## Data entries

━━━━

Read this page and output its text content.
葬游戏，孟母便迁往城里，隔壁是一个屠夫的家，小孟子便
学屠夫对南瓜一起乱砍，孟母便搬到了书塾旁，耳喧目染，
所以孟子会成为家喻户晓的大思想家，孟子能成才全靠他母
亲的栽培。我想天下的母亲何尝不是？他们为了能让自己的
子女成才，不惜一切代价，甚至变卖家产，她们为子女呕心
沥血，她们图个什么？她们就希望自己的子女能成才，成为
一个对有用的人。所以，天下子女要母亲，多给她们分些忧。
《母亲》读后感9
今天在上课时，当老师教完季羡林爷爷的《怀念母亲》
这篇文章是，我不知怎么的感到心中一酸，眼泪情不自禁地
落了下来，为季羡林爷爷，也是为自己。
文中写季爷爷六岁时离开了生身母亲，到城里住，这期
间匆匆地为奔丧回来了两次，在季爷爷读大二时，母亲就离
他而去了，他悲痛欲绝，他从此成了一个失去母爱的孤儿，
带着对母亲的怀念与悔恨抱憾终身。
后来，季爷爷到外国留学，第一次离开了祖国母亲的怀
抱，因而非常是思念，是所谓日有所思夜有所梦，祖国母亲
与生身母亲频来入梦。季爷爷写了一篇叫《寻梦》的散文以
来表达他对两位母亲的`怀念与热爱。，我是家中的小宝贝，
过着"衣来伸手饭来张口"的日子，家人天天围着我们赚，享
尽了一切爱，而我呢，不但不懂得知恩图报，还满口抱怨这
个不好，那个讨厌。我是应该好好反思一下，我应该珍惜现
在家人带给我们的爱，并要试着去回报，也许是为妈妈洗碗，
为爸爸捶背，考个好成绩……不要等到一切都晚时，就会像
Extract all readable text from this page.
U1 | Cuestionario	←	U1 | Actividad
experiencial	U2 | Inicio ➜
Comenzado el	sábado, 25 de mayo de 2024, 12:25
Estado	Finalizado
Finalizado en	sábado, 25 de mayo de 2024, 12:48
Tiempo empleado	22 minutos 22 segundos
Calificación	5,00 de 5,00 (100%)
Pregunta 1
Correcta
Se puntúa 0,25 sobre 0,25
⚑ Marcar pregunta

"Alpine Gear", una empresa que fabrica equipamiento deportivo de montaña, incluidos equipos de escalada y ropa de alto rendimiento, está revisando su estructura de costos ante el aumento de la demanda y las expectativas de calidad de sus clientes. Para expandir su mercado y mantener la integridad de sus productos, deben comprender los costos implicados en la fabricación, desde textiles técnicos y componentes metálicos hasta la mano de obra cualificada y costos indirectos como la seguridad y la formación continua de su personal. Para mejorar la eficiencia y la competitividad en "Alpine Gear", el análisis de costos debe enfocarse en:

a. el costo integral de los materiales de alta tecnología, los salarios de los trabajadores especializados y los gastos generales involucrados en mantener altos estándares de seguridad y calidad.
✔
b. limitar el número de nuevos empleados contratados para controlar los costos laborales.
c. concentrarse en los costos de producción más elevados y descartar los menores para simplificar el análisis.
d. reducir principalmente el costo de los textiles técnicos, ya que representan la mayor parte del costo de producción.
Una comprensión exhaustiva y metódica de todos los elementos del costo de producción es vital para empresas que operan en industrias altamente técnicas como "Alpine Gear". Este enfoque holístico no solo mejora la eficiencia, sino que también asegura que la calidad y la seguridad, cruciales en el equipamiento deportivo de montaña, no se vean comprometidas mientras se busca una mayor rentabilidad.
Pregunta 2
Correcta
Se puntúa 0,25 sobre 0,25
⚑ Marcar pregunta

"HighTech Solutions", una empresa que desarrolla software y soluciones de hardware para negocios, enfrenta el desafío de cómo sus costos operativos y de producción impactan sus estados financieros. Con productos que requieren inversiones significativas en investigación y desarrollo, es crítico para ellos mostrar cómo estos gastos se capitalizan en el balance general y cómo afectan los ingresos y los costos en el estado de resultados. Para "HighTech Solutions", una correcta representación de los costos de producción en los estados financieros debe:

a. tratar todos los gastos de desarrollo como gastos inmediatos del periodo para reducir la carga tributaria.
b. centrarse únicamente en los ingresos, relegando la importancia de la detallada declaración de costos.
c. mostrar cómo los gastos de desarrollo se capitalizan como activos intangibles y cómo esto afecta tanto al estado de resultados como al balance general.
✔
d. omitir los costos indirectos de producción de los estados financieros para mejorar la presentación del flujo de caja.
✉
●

━━━━

Filter the records, keeping only lines that contain "Finalizado", and show those lines.

Estado	Finalizado
Finalizado en	sábado, 25 de mayo de 2024, 12:48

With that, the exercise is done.